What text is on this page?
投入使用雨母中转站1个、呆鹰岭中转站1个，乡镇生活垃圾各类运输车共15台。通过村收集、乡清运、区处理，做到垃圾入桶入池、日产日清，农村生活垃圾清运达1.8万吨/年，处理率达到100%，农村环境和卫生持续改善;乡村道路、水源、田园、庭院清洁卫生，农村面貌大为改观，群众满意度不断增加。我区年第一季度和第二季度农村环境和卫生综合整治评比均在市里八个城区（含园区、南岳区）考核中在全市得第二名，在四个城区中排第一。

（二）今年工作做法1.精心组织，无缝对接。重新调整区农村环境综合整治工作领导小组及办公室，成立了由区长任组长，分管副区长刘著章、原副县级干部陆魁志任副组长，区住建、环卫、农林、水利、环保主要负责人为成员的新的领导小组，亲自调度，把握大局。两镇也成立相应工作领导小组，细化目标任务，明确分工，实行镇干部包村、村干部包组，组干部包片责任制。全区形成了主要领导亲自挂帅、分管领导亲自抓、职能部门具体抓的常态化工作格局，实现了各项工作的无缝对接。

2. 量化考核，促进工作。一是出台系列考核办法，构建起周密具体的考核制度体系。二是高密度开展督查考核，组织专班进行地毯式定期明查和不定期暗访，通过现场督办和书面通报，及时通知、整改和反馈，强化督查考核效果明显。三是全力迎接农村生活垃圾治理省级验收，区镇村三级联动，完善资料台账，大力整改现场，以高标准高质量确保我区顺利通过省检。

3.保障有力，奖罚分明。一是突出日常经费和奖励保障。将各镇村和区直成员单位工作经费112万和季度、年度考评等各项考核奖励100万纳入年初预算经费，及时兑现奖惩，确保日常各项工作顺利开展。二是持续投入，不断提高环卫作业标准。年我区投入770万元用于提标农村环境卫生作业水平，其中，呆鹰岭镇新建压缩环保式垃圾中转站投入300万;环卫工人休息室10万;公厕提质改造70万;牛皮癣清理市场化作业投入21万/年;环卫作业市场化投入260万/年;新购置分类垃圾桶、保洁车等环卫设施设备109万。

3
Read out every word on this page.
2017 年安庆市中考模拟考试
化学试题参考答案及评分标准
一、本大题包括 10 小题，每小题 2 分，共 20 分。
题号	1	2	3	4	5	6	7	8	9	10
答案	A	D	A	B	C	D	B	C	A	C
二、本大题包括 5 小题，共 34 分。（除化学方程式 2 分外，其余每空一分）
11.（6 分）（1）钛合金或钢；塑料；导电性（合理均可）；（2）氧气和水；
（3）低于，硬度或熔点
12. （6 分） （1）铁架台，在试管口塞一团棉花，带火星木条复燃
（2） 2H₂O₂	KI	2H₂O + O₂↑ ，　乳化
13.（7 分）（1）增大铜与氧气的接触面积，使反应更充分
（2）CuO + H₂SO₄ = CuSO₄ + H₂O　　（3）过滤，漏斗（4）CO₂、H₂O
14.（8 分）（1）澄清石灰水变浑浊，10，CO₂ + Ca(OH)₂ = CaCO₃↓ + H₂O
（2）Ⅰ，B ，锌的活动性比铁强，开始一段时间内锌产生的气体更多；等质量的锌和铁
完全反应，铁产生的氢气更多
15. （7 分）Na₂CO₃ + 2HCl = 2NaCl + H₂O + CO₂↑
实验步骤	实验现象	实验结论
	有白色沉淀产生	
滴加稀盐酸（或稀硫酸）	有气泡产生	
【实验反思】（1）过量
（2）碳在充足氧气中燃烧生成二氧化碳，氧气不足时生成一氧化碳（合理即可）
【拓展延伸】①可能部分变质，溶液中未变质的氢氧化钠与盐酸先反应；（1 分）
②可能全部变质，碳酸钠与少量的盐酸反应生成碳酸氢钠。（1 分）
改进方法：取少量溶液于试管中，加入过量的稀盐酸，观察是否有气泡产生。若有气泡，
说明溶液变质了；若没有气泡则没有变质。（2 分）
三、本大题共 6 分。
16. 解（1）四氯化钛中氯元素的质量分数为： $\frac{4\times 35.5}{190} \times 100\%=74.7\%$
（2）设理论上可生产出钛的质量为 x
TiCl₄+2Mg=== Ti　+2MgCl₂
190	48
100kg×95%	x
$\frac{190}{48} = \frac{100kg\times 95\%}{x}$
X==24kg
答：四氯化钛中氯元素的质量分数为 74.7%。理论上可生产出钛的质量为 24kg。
===
The task
Copy the entries above exactly, leaving none out.

Task output
What text is on this page?
投入使用雨母中转站1个、呆鹰岭中转站1个，乡镇生活垃圾各类运输车共15台。通过村收集、乡清运、区处理，做到垃圾入桶入池、日产日清，农村生活垃圾清运达1.8万吨/年，处理率达到100%，农村环境和卫生持续改善;乡村道路、水源、田园、庭院清洁卫生，农村面貌大为改观，群众满意度不断增加。我区年第一季度和第二季度农村环境和卫生综合整治评比均在市里八个城区（含园区、南岳区）考核中在全市得第二名，在四个城区中排第一。

（二）今年工作做法1.精心组织，无缝对接。重新调整区农村环境综合整治工作领导小组及办公室，成立了由区长任组长，分管副区长刘著章、原副县级干部陆魁志任副组长，区住建、环卫、农林、水利、环保主要负责人为成员的新的领导小组，亲自调度，把握大局。两镇也成立相应工作领导小组，细化目标任务，明确分工，实行镇干部包村、村干部包组，组干部包片责任制。全区形成了主要领导亲自挂帅、分管领导亲自抓、职能部门具体抓的常态化工作格局，实现了各项工作的无缝对接。

2. 量化考核，促进工作。一是出台系列考核办法，构建起周密具体的考核制度体系。二是高密度开展督查考核，组织专班进行地毯式定期明查和不定期暗访，通过现场督办和书面通报，及时通知、整改和反馈，强化督查考核效果明显。三是全力迎接农村生活垃圾治理省级验收，区镇村三级联动，完善资料台账，大力整改现场，以高标准高质量确保我区顺利通过省检。

3.保障有力，奖罚分明。一是突出日常经费和奖励保障。将各镇村和区直成员单位工作经费112万和季度、年度考评等各项考核奖励100万纳入年初预算经费，及时兑现奖惩，确保日常各项工作顺利开展。二是持续投入，不断提高环卫作业标准。年我区投入770万元用于提标农村环境卫生作业水平，其中，呆鹰岭镇新建压缩环保式垃圾中转站投入300万;环卫工人休息室10万;公厕提质改造70万;牛皮癣清理市场化作业投入21万/年;环卫作业市场化投入260万/年;新购置分类垃圾桶、保洁车等环卫设施设备109万。

3
Read out every word on this page.
2017 年安庆市中考模拟考试
化学试题参考答案及评分标准
一、本大题包括 10 小题，每小题 2 分，共 20 分。
题号	1	2	3	4	5	6	7	8	9	10
答案	A	D	A	B	C	D	B	C	A	C
二、本大题包括 5 小题，共 34 分。（除化学方程式 2 分外，其余每空一分）
11.（6 分）（1）钛合金或钢；塑料；导电性（合理均可）；（2）氧气和水；
（3）低于，硬度或熔点
12. （6 分） （1）铁架台，在试管口塞一团棉花，带火星木条复燃
（2） 2H₂O₂	KI	2H₂O + O₂↑ ，　乳化
13.（7 分）（1）增大铜与氧气的接触面积，使反应更充分
（2）CuO + H₂SO₄ = CuSO₄ + H₂O　　（3）过滤，漏斗（4）CO₂、H₂O
14.（8 分）（1）澄清石灰水变浑浊，10，CO₂ + Ca(OH)₂ = CaCO₃↓ + H₂O
（2）Ⅰ，B ，锌的活动性比铁强，开始一段时间内锌产生的气体更多；等质量的锌和铁
完全反应，铁产生的氢气更多
15. （7 分）Na₂CO₃ + 2HCl = 2NaCl + H₂O + CO₂↑
实验步骤	实验现象	实验结论
	有白色沉淀产生	
滴加稀盐酸（或稀硫酸）	有气泡产生	
【实验反思】（1）过量
（2）碳在充足氧气中燃烧生成二氧化碳，氧气不足时生成一氧化碳（合理即可）
【拓展延伸】①可能部分变质，溶液中未变质的氢氧化钠与盐酸先反应；（1 分）
②可能全部变质，碳酸钠与少量的盐酸反应生成碳酸氢钠。（1 分）
改进方法：取少量溶液于试管中，加入过量的稀盐酸，观察是否有气泡产生。若有气泡，
说明溶液变质了；若没有气泡则没有变质。（2 分）
三、本大题共 6 分。
16. 解（1）四氯化钛中氯元素的质量分数为： $\frac{4\times 35.5}{190} \times 100\%=74.7\%$
（2）设理论上可生产出钛的质量为 x
TiCl₄+2Mg=== Ti　+2MgCl₂
190	48
100kg×95%	x
$\frac{190}{48} = \frac{100kg\times 95\%}{x}$
X==24kg
答：四氯化钛中氯元素的质量分数为 74.7%。理论上可生产出钛的质量为 24kg。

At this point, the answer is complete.